- _Exercise instructions_: Check each line of the material below for "color". Report how many have it, with no other words.

[Begin Raw records]

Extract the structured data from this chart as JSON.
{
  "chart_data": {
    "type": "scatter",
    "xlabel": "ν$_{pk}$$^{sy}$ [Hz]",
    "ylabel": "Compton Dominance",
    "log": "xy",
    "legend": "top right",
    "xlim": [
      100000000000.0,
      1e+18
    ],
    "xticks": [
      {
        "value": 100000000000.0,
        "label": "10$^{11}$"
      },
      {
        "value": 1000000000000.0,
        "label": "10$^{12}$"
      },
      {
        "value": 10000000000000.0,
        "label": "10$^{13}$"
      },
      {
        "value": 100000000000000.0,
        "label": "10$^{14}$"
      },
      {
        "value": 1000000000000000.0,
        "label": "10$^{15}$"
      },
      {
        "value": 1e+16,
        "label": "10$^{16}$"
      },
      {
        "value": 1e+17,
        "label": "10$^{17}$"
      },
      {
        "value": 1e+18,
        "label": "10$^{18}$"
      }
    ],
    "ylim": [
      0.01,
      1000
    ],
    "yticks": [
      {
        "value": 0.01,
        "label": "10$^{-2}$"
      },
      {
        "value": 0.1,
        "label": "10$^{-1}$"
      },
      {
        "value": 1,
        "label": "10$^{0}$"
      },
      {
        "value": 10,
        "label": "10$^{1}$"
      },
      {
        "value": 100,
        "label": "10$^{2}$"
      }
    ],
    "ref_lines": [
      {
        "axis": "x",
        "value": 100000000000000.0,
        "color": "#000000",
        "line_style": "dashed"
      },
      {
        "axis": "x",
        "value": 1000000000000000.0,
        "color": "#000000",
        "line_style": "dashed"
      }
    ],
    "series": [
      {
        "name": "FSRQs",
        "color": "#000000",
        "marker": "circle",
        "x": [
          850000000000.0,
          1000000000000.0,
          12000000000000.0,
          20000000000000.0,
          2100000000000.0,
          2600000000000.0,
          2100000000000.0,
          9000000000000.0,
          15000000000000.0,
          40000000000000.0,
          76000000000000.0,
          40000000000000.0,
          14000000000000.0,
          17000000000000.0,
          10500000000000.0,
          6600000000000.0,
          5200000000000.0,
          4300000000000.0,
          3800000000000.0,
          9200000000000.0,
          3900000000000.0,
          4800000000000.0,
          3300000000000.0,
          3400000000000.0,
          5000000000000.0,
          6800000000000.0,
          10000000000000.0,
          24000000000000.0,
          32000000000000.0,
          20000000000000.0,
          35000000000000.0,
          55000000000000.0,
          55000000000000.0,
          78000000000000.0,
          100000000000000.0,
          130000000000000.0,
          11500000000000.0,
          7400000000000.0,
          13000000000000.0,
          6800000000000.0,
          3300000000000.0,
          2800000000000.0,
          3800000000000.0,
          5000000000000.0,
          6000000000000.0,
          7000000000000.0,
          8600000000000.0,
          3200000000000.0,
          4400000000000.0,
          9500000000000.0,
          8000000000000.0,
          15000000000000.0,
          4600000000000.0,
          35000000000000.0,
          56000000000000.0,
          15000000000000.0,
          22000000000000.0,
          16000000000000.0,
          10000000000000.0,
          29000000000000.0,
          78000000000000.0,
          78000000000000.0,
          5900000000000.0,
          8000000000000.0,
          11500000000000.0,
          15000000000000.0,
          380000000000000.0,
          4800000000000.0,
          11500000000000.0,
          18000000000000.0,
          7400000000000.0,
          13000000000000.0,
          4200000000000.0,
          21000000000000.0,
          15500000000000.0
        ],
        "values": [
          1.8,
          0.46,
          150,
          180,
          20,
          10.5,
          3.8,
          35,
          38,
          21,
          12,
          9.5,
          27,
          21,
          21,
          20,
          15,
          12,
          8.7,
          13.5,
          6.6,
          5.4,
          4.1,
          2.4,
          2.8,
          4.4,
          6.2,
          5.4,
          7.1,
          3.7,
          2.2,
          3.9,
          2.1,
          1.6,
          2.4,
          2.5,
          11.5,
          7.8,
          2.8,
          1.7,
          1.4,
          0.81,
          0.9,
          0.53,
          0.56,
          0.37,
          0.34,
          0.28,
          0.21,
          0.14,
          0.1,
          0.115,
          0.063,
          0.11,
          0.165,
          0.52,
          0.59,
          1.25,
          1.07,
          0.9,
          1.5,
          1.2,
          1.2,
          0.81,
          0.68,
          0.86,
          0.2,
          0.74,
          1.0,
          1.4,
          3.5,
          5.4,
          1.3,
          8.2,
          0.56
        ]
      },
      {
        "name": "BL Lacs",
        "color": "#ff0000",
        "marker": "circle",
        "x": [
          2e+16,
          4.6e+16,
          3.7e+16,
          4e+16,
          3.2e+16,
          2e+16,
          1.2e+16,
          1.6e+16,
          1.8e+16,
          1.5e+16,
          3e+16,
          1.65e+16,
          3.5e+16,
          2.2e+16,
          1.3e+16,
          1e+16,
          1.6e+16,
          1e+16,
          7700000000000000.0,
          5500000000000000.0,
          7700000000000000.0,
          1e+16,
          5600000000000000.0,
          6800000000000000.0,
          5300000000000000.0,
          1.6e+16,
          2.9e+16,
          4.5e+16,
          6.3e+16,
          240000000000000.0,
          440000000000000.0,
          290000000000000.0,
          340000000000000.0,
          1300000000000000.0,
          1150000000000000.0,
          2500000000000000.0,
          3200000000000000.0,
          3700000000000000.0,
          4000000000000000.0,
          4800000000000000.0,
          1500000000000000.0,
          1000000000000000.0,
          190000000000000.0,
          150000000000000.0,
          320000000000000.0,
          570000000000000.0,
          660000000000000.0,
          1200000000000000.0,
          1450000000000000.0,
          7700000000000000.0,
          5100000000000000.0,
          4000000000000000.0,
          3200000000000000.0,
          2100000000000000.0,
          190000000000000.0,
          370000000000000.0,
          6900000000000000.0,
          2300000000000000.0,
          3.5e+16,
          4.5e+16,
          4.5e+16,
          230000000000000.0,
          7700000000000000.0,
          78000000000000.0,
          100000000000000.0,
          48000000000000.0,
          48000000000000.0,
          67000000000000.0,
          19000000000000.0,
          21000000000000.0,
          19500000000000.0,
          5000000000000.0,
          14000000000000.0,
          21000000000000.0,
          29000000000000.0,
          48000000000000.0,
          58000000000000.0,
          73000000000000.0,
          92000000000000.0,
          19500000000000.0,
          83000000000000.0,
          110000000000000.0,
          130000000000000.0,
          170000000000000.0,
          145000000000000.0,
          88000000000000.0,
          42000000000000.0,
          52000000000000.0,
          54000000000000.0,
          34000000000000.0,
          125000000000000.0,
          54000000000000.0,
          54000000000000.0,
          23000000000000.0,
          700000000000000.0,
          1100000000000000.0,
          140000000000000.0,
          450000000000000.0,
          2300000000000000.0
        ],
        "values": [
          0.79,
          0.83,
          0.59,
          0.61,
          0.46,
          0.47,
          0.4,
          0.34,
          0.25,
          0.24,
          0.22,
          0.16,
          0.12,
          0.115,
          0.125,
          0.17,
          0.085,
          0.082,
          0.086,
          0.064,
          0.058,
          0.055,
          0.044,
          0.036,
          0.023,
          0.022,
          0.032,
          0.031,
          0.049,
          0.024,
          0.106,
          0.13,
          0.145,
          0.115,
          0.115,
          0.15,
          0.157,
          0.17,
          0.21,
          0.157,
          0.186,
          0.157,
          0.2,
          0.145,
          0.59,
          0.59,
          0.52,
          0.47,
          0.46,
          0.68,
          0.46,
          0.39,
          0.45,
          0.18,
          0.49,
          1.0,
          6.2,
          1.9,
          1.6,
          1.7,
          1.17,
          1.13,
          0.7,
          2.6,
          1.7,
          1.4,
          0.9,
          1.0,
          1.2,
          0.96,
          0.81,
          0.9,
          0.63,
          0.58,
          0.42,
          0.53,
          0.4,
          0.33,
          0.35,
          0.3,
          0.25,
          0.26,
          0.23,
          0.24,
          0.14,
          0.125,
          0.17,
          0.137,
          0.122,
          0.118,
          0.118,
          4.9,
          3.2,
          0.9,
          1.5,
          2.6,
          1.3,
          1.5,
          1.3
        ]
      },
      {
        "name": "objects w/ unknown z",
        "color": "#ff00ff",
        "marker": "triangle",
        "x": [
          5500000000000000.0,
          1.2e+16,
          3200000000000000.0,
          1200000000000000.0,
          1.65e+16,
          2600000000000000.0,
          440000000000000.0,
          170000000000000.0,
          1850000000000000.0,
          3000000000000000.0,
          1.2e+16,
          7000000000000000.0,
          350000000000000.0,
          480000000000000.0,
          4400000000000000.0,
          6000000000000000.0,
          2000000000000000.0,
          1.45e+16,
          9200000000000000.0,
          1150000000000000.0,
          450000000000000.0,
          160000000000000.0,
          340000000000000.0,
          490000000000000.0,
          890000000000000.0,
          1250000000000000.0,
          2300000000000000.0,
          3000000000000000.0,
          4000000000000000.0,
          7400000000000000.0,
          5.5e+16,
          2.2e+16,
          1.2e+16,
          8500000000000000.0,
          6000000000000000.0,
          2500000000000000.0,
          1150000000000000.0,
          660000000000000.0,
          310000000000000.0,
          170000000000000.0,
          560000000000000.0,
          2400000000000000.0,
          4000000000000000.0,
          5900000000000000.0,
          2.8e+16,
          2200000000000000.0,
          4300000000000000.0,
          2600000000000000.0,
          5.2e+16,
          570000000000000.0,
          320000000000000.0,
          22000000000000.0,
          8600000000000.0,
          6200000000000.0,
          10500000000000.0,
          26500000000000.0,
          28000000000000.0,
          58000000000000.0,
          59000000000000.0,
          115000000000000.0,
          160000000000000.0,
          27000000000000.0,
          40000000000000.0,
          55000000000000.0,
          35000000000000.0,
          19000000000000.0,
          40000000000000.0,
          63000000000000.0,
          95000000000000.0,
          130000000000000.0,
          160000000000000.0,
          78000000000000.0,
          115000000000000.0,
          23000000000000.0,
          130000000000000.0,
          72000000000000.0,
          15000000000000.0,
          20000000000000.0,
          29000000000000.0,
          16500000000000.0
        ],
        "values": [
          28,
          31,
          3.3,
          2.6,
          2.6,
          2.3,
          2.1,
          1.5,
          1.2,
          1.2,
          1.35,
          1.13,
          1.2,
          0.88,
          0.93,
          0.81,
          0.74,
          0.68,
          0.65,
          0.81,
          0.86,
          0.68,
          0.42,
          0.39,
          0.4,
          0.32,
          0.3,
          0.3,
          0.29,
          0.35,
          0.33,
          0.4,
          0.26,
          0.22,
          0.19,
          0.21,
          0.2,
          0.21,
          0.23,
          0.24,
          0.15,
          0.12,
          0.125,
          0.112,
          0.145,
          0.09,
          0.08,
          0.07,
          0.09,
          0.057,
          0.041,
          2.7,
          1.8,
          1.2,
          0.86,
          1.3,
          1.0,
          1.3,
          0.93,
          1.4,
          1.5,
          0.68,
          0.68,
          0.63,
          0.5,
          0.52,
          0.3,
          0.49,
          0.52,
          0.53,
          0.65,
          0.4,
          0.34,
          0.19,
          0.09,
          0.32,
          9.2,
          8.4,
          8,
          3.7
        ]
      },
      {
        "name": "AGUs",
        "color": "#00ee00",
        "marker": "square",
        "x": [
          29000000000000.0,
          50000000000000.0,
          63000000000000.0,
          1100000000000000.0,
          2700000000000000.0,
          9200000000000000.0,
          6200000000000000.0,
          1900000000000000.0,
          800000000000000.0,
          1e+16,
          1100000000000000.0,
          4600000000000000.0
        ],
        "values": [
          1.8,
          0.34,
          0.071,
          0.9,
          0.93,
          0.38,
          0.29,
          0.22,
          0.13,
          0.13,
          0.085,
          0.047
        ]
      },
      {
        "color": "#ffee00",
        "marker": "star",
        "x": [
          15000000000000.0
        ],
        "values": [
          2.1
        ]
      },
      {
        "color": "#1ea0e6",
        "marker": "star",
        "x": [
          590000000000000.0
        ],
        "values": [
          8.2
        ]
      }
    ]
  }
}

[End Raw records]

- _Response to the task_: 8